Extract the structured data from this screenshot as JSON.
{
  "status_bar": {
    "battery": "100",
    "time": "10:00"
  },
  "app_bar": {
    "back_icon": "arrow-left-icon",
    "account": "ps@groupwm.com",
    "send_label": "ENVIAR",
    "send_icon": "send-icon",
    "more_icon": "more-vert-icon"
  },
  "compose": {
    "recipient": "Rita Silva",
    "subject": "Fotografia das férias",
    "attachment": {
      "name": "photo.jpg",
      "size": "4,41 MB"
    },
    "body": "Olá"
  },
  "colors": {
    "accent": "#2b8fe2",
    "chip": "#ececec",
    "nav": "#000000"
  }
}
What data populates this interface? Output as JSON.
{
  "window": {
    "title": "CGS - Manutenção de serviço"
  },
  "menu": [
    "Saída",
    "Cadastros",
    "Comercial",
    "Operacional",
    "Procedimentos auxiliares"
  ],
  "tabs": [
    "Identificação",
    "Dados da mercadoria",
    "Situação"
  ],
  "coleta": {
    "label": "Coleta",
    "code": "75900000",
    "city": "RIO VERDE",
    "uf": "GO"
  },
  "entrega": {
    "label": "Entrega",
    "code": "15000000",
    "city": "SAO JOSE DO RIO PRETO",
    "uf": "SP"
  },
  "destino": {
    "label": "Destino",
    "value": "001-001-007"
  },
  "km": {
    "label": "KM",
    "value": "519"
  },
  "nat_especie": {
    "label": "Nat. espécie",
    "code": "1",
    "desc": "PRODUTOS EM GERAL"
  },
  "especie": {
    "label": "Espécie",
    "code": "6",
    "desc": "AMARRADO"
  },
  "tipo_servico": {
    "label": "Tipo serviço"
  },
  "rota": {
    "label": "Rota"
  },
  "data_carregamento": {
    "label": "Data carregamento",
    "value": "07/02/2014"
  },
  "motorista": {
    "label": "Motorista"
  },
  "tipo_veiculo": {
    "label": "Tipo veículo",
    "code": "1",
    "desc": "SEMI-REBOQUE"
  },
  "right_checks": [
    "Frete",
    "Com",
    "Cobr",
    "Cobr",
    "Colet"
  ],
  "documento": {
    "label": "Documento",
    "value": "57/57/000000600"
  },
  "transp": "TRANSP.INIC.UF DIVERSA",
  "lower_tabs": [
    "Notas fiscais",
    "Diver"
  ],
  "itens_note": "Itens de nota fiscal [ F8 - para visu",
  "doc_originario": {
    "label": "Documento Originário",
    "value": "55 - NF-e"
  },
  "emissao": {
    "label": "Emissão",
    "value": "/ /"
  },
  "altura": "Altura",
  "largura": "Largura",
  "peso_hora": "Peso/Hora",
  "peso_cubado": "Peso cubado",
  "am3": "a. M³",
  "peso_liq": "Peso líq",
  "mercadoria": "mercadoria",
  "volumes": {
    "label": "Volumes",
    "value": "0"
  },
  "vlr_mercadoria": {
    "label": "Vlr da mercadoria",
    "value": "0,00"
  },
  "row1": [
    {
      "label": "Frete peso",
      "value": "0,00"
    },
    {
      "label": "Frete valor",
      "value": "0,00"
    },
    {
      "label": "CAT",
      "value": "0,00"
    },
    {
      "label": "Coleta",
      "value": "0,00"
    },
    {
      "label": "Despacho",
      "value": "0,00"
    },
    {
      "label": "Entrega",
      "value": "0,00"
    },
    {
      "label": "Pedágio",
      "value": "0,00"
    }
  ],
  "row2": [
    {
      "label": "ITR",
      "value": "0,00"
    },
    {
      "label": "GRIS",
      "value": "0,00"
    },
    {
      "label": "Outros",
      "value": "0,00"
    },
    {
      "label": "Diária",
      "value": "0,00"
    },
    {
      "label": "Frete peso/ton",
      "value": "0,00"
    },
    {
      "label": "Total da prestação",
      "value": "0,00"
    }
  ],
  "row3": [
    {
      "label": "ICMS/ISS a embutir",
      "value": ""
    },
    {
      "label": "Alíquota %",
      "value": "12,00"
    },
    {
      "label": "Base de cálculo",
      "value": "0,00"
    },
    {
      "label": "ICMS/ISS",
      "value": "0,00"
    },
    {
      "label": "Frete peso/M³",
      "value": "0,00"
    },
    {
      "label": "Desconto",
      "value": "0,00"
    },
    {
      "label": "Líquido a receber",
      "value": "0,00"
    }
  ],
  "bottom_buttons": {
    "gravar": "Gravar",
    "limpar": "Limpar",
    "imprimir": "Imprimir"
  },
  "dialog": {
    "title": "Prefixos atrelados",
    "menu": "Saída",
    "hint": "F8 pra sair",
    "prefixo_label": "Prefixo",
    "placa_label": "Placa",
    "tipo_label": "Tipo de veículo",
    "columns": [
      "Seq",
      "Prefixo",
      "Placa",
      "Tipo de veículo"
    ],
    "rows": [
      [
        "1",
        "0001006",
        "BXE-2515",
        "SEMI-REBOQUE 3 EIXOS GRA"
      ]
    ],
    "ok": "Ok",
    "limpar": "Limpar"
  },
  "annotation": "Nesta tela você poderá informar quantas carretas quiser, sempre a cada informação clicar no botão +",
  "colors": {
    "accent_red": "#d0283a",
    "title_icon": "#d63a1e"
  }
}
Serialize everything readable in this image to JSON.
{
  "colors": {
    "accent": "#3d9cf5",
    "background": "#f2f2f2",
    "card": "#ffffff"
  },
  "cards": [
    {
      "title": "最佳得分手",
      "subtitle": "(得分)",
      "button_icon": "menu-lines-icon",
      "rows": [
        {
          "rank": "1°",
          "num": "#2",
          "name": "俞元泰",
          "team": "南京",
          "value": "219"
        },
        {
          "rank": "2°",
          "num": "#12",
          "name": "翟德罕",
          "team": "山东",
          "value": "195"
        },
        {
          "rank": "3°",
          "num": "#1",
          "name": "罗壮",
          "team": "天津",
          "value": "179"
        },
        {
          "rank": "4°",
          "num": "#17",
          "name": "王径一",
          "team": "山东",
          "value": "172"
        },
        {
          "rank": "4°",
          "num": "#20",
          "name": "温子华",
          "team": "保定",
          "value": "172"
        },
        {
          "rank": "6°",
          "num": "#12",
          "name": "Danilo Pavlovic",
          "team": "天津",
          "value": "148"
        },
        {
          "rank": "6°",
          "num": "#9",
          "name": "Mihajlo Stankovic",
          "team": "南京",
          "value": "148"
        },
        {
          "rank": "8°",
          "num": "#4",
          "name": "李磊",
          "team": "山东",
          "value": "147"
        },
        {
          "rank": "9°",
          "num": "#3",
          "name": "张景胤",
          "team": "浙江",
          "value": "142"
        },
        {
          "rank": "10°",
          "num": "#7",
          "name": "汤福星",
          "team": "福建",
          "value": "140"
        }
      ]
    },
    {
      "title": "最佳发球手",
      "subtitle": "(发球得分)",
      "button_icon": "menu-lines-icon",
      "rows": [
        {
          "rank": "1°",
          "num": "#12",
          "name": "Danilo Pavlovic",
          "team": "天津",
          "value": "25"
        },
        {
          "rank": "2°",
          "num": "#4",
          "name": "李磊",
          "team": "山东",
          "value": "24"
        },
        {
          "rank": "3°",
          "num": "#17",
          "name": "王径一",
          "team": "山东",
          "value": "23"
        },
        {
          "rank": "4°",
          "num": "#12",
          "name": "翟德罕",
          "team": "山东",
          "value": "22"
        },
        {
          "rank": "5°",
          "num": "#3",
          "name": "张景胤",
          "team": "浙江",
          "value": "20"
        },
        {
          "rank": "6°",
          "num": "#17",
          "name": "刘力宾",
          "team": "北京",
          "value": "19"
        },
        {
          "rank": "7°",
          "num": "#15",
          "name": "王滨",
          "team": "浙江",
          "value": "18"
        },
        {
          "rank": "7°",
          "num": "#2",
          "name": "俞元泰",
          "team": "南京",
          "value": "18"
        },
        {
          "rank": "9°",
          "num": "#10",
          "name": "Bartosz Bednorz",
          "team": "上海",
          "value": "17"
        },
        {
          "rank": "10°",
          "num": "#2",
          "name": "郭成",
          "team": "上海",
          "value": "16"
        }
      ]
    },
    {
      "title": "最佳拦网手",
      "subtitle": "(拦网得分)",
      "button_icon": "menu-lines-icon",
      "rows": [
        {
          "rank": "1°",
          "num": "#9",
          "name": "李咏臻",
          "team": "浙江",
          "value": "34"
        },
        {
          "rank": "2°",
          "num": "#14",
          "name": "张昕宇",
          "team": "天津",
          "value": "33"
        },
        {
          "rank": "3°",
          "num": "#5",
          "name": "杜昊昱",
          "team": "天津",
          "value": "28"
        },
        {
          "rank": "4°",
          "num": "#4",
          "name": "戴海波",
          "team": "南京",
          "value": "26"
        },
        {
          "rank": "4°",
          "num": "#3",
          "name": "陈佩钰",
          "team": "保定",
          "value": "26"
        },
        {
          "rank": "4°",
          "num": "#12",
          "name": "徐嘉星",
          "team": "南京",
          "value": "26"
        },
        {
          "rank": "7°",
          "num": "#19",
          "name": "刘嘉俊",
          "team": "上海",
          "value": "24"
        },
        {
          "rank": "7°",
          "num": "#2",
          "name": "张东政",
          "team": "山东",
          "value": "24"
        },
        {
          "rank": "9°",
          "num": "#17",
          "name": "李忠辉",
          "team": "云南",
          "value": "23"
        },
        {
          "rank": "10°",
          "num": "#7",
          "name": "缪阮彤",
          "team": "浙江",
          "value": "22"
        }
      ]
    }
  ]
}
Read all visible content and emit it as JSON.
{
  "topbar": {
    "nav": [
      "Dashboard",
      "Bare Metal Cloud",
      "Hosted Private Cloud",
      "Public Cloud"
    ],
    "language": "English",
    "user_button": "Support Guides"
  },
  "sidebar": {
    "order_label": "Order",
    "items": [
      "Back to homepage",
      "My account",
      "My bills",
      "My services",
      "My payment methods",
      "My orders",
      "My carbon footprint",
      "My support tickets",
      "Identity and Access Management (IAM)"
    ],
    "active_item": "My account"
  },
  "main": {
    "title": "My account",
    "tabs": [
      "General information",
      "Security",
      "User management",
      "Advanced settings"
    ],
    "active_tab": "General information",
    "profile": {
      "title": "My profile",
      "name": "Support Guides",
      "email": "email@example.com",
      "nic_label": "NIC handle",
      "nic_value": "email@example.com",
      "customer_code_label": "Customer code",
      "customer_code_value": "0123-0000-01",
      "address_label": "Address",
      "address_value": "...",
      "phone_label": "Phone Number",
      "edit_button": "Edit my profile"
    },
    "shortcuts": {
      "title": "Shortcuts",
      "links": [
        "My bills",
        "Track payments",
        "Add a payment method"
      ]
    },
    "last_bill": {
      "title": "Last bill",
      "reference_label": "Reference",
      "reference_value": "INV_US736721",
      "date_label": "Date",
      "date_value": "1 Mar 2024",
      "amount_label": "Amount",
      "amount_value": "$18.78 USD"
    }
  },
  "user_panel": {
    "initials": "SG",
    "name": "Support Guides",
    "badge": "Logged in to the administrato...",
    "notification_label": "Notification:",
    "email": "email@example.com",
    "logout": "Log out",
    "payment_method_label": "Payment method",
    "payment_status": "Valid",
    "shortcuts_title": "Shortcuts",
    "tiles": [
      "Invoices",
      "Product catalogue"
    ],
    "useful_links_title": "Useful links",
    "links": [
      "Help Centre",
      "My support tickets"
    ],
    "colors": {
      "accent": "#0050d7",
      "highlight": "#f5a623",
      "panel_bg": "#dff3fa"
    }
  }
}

★ ★ ★ ★

[Exercise details]: From the material, report only how many lines include the word "example".

[Solution to this problem]: 3